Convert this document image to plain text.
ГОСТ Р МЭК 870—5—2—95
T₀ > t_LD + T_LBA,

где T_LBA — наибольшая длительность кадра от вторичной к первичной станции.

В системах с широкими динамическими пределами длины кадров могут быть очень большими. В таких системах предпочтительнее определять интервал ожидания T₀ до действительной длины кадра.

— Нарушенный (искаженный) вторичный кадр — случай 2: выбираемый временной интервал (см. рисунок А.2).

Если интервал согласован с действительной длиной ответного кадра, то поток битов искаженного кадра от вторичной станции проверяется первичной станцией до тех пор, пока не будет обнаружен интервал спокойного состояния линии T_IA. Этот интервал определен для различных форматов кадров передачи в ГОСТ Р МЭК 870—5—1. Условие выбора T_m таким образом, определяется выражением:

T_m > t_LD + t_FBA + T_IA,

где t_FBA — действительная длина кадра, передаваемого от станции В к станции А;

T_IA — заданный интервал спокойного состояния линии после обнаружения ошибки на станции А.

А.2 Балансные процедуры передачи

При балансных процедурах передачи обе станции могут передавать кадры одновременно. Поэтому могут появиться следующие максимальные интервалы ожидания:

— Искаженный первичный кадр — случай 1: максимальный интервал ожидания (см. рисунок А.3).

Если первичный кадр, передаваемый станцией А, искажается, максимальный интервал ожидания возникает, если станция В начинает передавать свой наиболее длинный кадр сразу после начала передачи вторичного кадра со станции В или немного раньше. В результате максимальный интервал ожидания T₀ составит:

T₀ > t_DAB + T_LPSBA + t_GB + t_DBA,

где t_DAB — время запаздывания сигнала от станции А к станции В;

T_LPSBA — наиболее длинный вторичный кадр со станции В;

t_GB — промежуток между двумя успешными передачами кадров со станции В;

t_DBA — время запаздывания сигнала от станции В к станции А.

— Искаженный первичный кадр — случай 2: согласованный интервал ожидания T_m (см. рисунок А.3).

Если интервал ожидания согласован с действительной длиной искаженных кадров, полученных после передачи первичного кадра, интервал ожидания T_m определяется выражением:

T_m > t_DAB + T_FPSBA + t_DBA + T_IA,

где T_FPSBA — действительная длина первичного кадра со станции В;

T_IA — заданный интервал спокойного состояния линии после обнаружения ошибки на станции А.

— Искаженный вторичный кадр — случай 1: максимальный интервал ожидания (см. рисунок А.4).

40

........

WHAT THE TASK ASKS: Your task is to transcribe the material exactly.

FINAL RESULT:
Convert this document image to plain text.
ГОСТ Р МЭК 870—5—2—95
T₀ > t_LD + T_LBA,

где T_LBA — наибольшая длительность кадра от вторичной к первичной станции.

В системах с широкими динамическими пределами длины кадров могут быть очень большими. В таких системах предпочтительнее определять интервал ожидания T₀ до действительной длины кадра.

— Нарушенный (искаженный) вторичный кадр — случай 2: выбираемый временной интервал (см. рисунок А.2).

Если интервал согласован с действительной длиной ответного кадра, то поток битов искаженного кадра от вторичной станции проверяется первичной станцией до тех пор, пока не будет обнаружен интервал спокойного состояния линии T_IA. Этот интервал определен для различных форматов кадров передачи в ГОСТ Р МЭК 870—5—1. Условие выбора T_m таким образом, определяется выражением:

T_m > t_LD + t_FBA + T_IA,

где t_FBA — действительная длина кадра, передаваемого от станции В к станции А;

T_IA — заданный интервал спокойного состояния линии после обнаружения ошибки на станции А.

А.2 Балансные процедуры передачи

При балансных процедурах передачи обе станции могут передавать кадры одновременно. Поэтому могут появиться следующие максимальные интервалы ожидания:

— Искаженный первичный кадр — случай 1: максимальный интервал ожидания (см. рисунок А.3).

Если первичный кадр, передаваемый станцией А, искажается, максимальный интервал ожидания возникает, если станция В начинает передавать свой наиболее длинный кадр сразу после начала передачи вторичного кадра со станции В или немного раньше. В результате максимальный интервал ожидания T₀ составит:

T₀ > t_DAB + T_LPSBA + t_GB + t_DBA,

где t_DAB — время запаздывания сигнала от станции А к станции В;

T_LPSBA — наиболее длинный вторичный кадр со станции В;

t_GB — промежуток между двумя успешными передачами кадров со станции В;

t_DBA — время запаздывания сигнала от станции В к станции А.

— Искаженный первичный кадр — случай 2: согласованный интервал ожидания T_m (см. рисунок А.3).

Если интервал ожидания согласован с действительной длиной искаженных кадров, полученных после передачи первичного кадра, интервал ожидания T_m определяется выражением:

T_m > t_DAB + T_FPSBA + t_DBA + T_IA,

где T_FPSBA — действительная длина первичного кадра со станции В;

T_IA — заданный интервал спокойного состояния линии после обнаружения ошибки на станции А.

— Искаженный вторичный кадр — случай 1: максимальный интервал ожидания (см. рисунок А.4).

40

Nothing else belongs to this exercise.